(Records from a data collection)
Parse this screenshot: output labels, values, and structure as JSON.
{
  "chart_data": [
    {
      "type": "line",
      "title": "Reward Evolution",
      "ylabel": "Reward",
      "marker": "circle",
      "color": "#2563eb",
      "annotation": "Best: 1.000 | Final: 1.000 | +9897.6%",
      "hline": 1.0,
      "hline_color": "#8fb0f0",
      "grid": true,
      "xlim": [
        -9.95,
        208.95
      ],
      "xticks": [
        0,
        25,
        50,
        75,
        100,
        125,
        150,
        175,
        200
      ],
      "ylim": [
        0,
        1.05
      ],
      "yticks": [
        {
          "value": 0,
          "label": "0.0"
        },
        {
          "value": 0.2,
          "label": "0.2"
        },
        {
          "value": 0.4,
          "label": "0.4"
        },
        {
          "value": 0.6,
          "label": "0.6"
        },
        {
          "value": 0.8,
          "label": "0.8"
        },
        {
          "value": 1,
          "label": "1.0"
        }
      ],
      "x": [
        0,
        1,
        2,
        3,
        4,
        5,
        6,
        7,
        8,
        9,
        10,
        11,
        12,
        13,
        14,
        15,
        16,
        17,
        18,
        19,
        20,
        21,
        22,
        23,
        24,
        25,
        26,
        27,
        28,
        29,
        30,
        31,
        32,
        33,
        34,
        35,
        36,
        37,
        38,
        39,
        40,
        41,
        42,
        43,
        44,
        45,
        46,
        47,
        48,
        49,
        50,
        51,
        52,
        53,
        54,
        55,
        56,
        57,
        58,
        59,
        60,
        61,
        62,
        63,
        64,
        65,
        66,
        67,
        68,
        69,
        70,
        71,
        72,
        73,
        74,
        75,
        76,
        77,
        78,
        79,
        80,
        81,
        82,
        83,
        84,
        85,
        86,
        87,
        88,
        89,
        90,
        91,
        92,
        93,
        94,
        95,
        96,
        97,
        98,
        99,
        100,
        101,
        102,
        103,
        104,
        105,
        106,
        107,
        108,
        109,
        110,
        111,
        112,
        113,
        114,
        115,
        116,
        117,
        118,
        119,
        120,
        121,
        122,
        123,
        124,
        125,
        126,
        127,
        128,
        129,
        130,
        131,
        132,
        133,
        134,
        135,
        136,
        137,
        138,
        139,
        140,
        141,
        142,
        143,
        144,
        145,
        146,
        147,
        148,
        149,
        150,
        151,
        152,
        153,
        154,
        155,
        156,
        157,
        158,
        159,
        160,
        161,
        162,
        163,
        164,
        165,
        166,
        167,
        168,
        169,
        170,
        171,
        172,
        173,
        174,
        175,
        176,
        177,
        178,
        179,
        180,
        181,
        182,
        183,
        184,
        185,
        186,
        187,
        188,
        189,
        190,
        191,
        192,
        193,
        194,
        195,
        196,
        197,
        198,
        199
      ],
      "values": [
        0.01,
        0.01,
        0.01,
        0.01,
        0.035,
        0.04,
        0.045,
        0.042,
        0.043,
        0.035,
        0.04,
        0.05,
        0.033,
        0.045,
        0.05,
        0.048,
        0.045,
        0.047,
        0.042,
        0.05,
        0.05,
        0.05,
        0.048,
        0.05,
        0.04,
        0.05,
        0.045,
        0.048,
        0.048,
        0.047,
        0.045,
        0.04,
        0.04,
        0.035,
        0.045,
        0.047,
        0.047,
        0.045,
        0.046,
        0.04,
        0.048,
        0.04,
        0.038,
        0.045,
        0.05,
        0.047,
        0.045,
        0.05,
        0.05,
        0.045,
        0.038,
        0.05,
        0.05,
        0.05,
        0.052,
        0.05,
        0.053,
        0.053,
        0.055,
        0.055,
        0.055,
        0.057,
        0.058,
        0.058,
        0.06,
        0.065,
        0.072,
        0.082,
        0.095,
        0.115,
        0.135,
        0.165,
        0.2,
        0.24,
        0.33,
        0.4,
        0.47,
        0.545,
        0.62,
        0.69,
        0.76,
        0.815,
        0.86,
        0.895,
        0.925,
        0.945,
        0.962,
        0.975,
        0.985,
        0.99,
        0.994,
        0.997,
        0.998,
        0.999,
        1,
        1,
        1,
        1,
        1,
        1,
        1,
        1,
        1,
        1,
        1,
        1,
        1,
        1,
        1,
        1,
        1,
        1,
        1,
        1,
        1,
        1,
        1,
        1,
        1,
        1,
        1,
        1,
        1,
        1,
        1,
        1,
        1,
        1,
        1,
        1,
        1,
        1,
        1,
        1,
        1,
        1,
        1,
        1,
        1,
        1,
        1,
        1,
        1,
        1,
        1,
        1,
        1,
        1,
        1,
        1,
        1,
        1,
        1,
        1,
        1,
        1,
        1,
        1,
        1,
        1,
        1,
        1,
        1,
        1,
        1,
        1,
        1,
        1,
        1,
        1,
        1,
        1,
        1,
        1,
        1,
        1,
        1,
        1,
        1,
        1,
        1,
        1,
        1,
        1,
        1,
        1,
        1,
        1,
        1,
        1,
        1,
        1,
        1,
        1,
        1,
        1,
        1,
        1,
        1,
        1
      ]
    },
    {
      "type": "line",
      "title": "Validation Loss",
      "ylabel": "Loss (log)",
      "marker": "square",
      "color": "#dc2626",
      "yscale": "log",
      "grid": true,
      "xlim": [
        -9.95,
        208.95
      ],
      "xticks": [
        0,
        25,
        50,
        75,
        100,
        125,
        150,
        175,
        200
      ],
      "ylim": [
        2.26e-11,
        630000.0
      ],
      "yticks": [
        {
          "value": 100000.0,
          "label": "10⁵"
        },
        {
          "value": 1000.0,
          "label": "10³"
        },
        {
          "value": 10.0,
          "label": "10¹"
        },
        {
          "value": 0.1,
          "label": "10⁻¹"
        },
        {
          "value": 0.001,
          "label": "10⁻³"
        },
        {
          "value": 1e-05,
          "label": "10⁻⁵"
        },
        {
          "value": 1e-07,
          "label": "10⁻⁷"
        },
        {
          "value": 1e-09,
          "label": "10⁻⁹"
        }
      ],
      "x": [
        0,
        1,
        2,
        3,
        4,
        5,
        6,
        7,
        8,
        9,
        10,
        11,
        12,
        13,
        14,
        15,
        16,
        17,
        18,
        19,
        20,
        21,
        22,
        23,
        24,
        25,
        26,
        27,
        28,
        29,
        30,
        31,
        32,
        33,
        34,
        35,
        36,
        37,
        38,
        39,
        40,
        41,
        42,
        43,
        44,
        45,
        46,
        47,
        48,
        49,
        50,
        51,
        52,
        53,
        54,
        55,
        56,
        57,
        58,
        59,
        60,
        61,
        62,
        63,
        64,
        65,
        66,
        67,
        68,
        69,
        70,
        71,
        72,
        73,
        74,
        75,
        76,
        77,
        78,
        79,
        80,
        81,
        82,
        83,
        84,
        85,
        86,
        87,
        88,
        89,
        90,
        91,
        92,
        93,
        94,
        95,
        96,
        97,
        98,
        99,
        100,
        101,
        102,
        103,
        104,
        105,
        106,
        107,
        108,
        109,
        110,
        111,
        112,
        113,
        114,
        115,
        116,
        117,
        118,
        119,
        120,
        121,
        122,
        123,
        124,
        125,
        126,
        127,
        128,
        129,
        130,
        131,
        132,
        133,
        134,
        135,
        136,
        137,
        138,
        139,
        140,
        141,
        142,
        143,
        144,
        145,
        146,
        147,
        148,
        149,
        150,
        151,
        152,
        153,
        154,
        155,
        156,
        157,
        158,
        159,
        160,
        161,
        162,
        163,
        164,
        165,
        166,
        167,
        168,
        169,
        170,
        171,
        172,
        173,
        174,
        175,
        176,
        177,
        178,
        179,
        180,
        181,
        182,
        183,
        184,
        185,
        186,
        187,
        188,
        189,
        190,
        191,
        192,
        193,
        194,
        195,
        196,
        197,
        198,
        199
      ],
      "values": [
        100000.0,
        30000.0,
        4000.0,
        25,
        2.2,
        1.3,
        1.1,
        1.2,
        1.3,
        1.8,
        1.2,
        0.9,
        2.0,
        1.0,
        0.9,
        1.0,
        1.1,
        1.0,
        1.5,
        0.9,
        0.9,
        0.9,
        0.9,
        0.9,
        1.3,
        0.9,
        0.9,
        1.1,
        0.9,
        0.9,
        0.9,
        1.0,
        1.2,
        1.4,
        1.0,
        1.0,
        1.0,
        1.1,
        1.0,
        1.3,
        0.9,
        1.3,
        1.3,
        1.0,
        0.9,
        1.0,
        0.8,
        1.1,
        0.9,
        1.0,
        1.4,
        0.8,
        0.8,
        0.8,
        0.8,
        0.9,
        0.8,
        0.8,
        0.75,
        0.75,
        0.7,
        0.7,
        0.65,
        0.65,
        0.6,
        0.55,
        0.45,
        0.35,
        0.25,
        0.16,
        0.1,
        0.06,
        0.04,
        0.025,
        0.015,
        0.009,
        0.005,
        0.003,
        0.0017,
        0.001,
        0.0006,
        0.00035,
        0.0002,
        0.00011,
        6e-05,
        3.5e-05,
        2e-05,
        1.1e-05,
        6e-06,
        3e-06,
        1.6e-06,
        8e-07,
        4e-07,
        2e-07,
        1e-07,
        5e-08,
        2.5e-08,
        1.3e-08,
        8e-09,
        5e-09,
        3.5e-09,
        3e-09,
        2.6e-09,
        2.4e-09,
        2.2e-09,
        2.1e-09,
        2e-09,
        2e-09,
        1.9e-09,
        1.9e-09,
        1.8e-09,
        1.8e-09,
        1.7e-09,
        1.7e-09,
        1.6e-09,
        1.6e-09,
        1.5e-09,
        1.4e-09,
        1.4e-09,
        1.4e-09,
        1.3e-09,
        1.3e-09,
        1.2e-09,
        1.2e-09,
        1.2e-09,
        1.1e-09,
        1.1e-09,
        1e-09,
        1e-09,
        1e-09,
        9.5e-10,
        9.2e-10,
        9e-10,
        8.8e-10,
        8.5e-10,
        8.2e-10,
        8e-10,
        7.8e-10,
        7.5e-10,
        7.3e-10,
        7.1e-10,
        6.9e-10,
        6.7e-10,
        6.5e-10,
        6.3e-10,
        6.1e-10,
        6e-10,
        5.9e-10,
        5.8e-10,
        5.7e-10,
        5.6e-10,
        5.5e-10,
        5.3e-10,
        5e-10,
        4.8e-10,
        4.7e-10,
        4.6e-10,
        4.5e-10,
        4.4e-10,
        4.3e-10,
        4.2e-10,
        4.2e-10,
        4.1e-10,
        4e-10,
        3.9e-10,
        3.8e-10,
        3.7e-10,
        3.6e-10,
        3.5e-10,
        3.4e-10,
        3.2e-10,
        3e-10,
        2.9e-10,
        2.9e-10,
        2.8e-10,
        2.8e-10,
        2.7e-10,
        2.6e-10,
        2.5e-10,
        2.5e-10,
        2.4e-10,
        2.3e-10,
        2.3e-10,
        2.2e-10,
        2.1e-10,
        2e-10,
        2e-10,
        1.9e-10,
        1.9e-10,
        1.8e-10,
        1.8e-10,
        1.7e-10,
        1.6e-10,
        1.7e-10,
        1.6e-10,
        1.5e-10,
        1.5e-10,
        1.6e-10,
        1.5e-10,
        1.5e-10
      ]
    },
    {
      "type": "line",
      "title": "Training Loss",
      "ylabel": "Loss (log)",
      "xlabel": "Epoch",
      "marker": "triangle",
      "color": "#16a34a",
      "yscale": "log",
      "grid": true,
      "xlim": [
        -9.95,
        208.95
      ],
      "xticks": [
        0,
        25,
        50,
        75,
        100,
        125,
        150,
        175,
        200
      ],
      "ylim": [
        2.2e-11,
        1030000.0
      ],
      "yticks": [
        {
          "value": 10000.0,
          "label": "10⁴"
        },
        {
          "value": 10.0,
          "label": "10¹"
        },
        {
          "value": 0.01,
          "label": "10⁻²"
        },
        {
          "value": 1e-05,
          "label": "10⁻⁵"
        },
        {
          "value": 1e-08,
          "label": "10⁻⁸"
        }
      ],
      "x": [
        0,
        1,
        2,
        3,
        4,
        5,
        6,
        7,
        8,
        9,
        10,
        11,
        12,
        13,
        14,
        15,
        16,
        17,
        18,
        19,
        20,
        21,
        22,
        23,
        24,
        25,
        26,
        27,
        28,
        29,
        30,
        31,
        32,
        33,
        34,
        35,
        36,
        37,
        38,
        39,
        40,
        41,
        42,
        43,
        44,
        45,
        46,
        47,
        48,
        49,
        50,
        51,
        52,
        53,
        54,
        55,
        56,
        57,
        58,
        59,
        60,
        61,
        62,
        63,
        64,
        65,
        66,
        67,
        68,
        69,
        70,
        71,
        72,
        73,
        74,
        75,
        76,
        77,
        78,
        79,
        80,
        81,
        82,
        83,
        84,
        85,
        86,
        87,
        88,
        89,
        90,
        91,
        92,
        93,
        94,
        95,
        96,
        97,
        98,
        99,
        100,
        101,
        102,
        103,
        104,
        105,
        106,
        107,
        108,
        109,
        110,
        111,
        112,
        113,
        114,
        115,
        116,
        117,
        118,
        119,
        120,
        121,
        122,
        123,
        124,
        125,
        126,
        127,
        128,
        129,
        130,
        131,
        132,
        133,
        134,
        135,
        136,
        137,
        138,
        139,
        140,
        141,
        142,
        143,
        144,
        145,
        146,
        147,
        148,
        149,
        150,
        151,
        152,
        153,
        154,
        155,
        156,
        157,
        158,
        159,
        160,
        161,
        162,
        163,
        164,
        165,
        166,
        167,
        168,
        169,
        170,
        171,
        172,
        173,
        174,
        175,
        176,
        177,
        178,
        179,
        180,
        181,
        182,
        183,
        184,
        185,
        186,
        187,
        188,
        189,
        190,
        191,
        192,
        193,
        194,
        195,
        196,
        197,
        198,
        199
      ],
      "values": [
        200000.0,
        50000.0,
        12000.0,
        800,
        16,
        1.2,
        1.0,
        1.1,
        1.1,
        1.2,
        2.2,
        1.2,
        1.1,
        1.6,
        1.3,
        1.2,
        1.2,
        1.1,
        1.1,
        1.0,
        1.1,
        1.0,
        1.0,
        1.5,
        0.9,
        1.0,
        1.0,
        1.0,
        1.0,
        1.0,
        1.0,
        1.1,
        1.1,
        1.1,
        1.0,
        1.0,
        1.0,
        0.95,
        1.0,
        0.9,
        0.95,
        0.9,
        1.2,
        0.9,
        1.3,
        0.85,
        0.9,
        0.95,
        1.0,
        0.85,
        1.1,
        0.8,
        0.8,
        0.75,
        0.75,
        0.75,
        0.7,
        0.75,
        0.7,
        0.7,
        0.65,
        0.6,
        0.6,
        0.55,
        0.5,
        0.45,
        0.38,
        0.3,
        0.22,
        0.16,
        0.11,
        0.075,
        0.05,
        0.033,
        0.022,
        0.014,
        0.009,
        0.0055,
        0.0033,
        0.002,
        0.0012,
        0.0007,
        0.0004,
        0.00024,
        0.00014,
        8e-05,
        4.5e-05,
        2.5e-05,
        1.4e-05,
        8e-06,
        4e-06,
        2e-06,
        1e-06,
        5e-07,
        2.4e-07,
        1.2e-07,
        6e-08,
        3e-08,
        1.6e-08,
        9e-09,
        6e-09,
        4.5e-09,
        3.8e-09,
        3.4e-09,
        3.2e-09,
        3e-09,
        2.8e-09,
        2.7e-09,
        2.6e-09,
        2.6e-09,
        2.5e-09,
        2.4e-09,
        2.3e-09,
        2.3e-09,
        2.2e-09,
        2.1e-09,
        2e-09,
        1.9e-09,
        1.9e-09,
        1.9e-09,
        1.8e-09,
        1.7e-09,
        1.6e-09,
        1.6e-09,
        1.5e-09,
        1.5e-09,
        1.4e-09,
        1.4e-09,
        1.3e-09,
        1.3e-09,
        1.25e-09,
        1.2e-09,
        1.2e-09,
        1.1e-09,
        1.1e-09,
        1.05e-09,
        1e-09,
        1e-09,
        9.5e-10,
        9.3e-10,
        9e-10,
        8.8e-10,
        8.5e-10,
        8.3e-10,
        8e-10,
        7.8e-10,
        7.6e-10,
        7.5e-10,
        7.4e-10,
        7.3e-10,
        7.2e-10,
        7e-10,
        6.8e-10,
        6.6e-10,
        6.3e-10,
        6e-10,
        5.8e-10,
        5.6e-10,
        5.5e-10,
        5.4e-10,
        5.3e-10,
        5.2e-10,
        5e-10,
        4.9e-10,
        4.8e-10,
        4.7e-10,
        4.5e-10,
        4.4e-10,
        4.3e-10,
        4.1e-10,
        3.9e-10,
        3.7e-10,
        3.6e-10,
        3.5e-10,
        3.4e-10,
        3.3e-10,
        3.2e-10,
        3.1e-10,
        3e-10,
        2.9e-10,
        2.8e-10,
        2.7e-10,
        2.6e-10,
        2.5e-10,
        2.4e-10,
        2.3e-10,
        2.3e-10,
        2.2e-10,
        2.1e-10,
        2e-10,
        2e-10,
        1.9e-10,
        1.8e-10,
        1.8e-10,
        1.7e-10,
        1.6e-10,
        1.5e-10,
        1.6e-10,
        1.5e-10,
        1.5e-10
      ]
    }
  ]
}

__Exercise requirements__
Pick each line holding the word "title" out of the data and copy it.

__Answer for the task__
      "title": "Reward Evolution",
      "title": "Validation Loss",
      "title": "Training Loss",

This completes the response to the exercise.